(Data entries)
####
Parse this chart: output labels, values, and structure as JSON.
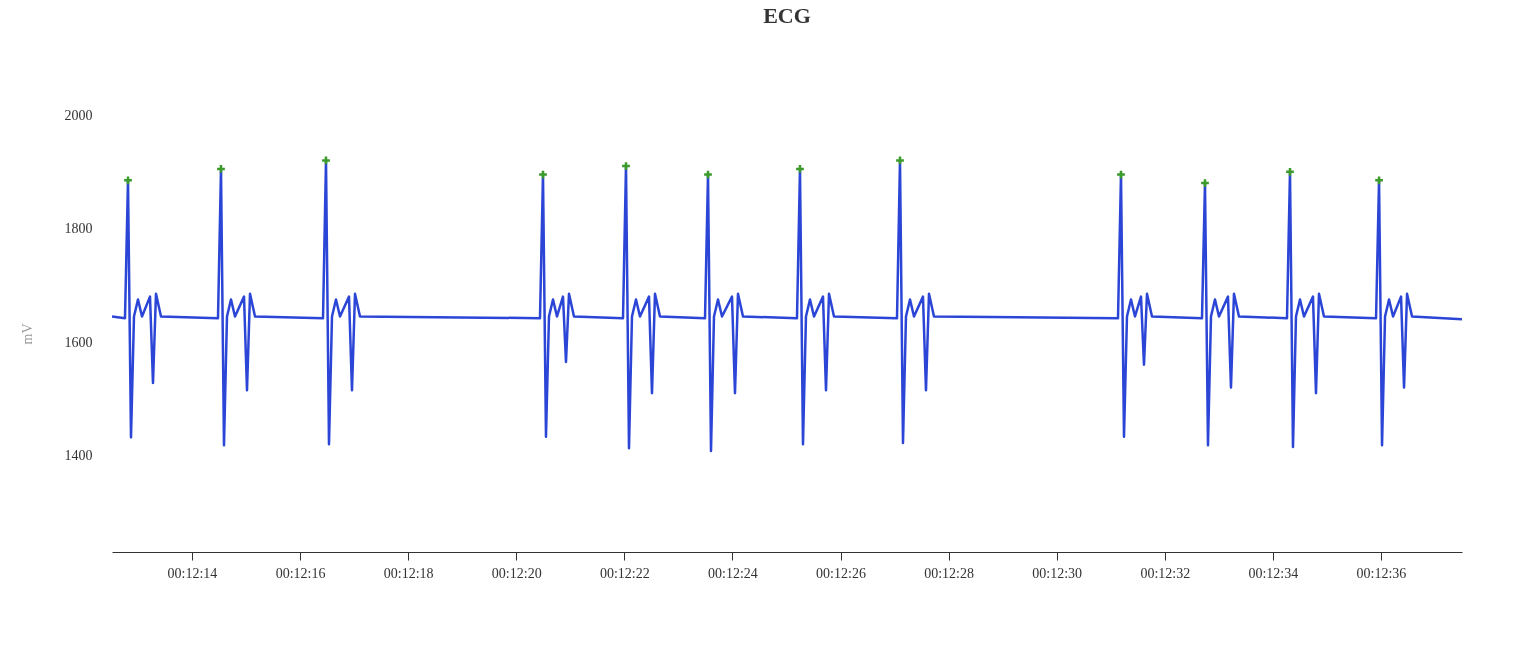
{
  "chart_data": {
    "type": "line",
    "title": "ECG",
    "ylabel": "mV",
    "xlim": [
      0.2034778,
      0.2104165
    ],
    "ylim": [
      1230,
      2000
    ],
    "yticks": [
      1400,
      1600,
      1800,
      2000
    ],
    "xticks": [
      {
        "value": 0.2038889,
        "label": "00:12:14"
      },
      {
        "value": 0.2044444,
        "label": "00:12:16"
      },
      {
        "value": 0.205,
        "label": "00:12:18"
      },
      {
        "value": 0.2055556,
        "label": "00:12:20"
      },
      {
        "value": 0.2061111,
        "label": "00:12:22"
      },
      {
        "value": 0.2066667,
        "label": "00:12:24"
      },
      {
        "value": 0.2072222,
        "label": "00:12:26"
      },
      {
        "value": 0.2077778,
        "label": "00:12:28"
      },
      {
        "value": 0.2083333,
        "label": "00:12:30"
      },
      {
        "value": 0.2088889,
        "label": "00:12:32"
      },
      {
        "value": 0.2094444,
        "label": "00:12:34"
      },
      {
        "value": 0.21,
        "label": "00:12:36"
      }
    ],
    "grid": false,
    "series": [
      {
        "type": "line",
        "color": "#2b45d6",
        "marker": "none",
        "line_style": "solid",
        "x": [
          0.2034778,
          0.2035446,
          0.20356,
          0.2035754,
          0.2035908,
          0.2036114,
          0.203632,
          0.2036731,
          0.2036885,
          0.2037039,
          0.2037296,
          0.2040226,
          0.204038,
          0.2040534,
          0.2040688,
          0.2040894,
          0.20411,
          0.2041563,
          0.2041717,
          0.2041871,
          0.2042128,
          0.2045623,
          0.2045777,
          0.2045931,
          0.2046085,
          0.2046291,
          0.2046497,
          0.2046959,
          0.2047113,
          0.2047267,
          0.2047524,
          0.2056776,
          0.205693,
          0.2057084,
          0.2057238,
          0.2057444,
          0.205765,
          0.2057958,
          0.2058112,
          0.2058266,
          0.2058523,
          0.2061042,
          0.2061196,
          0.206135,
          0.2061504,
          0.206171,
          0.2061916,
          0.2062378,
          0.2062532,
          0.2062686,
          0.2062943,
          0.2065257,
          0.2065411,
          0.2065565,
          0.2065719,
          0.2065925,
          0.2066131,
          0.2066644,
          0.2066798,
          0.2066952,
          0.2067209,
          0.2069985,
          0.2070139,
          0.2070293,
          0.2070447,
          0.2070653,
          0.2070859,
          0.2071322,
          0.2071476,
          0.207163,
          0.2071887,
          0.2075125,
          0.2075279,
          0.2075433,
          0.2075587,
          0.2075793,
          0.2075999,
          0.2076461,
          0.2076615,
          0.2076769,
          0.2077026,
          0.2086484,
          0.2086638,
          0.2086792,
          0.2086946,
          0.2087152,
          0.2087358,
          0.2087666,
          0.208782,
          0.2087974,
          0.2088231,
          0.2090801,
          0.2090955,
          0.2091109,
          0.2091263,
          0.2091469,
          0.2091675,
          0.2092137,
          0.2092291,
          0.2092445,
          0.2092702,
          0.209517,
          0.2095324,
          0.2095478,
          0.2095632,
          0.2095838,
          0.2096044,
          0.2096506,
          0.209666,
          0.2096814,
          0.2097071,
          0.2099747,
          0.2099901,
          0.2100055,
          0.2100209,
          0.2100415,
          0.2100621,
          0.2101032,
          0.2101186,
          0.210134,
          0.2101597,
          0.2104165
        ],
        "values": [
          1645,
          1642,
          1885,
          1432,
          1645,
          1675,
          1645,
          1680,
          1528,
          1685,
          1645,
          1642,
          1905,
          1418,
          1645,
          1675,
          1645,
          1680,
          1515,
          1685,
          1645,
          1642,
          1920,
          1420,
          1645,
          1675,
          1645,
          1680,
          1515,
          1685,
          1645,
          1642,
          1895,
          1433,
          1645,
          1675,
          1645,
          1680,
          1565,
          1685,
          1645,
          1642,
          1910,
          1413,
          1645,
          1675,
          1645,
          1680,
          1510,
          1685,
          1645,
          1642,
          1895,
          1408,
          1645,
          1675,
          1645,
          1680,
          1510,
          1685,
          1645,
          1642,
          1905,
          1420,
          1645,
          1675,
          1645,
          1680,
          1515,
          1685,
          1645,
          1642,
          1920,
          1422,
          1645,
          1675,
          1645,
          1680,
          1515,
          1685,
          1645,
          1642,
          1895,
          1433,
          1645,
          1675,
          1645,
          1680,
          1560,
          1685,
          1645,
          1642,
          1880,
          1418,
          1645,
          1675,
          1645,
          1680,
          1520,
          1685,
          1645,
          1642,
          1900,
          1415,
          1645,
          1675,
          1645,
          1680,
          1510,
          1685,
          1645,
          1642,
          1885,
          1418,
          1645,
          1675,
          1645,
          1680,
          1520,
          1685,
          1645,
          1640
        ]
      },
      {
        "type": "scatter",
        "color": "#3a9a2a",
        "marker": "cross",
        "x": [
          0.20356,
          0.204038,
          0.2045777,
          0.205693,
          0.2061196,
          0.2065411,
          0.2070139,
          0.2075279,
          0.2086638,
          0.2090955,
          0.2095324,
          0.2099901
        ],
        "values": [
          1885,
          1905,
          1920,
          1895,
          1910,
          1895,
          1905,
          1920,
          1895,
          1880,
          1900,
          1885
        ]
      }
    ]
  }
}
####
* [Problem requirements]: Without including any pictures, print each record exactly.

* [Problem solution]:
Parse this chart: output labels, values, and structure as JSON.
{
  "chart_data": {
    "type": "line",
    "title": "ECG",
    "ylabel": "mV",
    "xlim": [
      0.2034778,
      0.2104165
    ],
    "ylim": [
      1230,
      2000
    ],
    "yticks": [
      1400,
      1600,
      1800,
      2000
    ],
    "xticks": [
      {
        "value": 0.2038889,
        "label": "00:12:14"
      },
      {
        "value": 0.2044444,
        "label": "00:12:16"
      },
      {
        "value": 0.205,
        "label": "00:12:18"
      },
      {
        "value": 0.2055556,
        "label": "00:12:20"
      },
      {
        "value": 0.2061111,
        "label": "00:12:22"
      },
      {
        "value": 0.2066667,
        "label": "00:12:24"
      },
      {
        "value": 0.2072222,
        "label": "00:12:26"
      },
      {
        "value": 0.2077778,
        "label": "00:12:28"
      },
      {
        "value": 0.2083333,
        "label": "00:12:30"
      },
      {
        "value": 0.2088889,
        "label": "00:12:32"
      },
      {
        "value": 0.2094444,
        "label": "00:12:34"
      },
      {
        "value": 0.21,
        "label": "00:12:36"
      }
    ],
    "grid": false,
    "series": [
      {
        "type": "line",
        "color": "#2b45d6",
        "marker": "none",
        "line_style": "solid",
        "x": [
          0.2034778,
          0.2035446,
          0.20356,
          0.2035754,
          0.2035908,
          0.2036114,
          0.203632,
          0.2036731,
          0.2036885,
          0.2037039,
          0.2037296,
          0.2040226,
          0.204038,
          0.2040534,
          0.2040688,
          0.2040894,
          0.20411,
          0.2041563,
          0.2041717,
          0.2041871,
          0.2042128,
          0.2045623,
          0.2045777,
          0.2045931,
          0.2046085,
          0.2046291,
          0.2046497,
          0.2046959,
          0.2047113,
          0.2047267,
          0.2047524,
          0.2056776,
          0.205693,
          0.2057084,
          0.2057238,
          0.2057444,
          0.205765,
          0.2057958,
          0.2058112,
          0.2058266,
          0.2058523,
          0.2061042,
          0.2061196,
          0.206135,
          0.2061504,
          0.206171,
          0.2061916,
          0.2062378,
          0.2062532,
          0.2062686,
          0.2062943,
          0.2065257,
          0.2065411,
          0.2065565,
          0.2065719,
          0.2065925,
          0.2066131,
          0.2066644,
          0.2066798,
          0.2066952,
          0.2067209,
          0.2069985,
          0.2070139,
          0.2070293,
          0.2070447,
          0.2070653,
          0.2070859,
          0.2071322,
          0.2071476,
          0.207163,
          0.2071887,
          0.2075125,
          0.2075279,
          0.2075433,
          0.2075587,
          0.2075793,
          0.2075999,
          0.2076461,
          0.2076615,
          0.2076769,
          0.2077026,
          0.2086484,
          0.2086638,
          0.2086792,
          0.2086946,
          0.2087152,
          0.2087358,
          0.2087666,
          0.208782,
          0.2087974,
          0.2088231,
          0.2090801,
          0.2090955,
          0.2091109,
          0.2091263,
          0.2091469,
          0.2091675,
          0.2092137,
          0.2092291,
          0.2092445,
          0.2092702,
          0.209517,
          0.2095324,
          0.2095478,
          0.2095632,
          0.2095838,
          0.2096044,
          0.2096506,
          0.209666,
          0.2096814,
          0.2097071,
          0.2099747,
          0.2099901,
          0.2100055,
          0.2100209,
          0.2100415,
          0.2100621,
          0.2101032,
          0.2101186,
          0.210134,
          0.2101597,
          0.2104165
        ],
        "values": [
          1645,
          1642,
          1885,
          1432,
          1645,
          1675,
          1645,
          1680,
          1528,
          1685,
          1645,
          1642,
          1905,
          1418,
          1645,
          1675,
          1645,
          1680,
          1515,
          1685,
          1645,
          1642,
          1920,
          1420,
          1645,
          1675,
          1645,
          1680,
          1515,
          1685,
          1645,
          1642,
          1895,
          1433,
          1645,
          1675,
          1645,
          1680,
          1565,
          1685,
          1645,
          1642,
          1910,
          1413,
          1645,
          1675,
          1645,
          1680,
          1510,
          1685,
          1645,
          1642,
          1895,
          1408,
          1645,
          1675,
          1645,
          1680,
          1510,
          1685,
          1645,
          1642,
          1905,
          1420,
          1645,
          1675,
          1645,
          1680,
          1515,
          1685,
          1645,
          1642,
          1920,
          1422,
          1645,
          1675,
          1645,
          1680,
          1515,
          1685,
          1645,
          1642,
          1895,
          1433,
          1645,
          1675,
          1645,
          1680,
          1560,
          1685,
          1645,
          1642,
          1880,
          1418,
          1645,
          1675,
          1645,
          1680,
          1520,
          1685,
          1645,
          1642,
          1900,
          1415,
          1645,
          1675,
          1645,
          1680,
          1510,
          1685,
          1645,
          1642,
          1885,
          1418,
          1645,
          1675,
          1645,
          1680,
          1520,
          1685,
          1645,
          1640
        ]
      },
      {
        "type": "scatter",
        "color": "#3a9a2a",
        "marker": "cross",
        "x": [
          0.20356,
          0.204038,
          0.2045777,
          0.205693,
          0.2061196,
          0.2065411,
          0.2070139,
          0.2075279,
          0.2086638,
          0.2090955,
          0.2095324,
          0.2099901
        ],
        "values": [
          1885,
          1905,
          1920,
          1895,
          1910,
          1895,
          1905,
          1920,
          1895,
          1880,
          1900,
          1885
        ]
      }
    ]
  }
}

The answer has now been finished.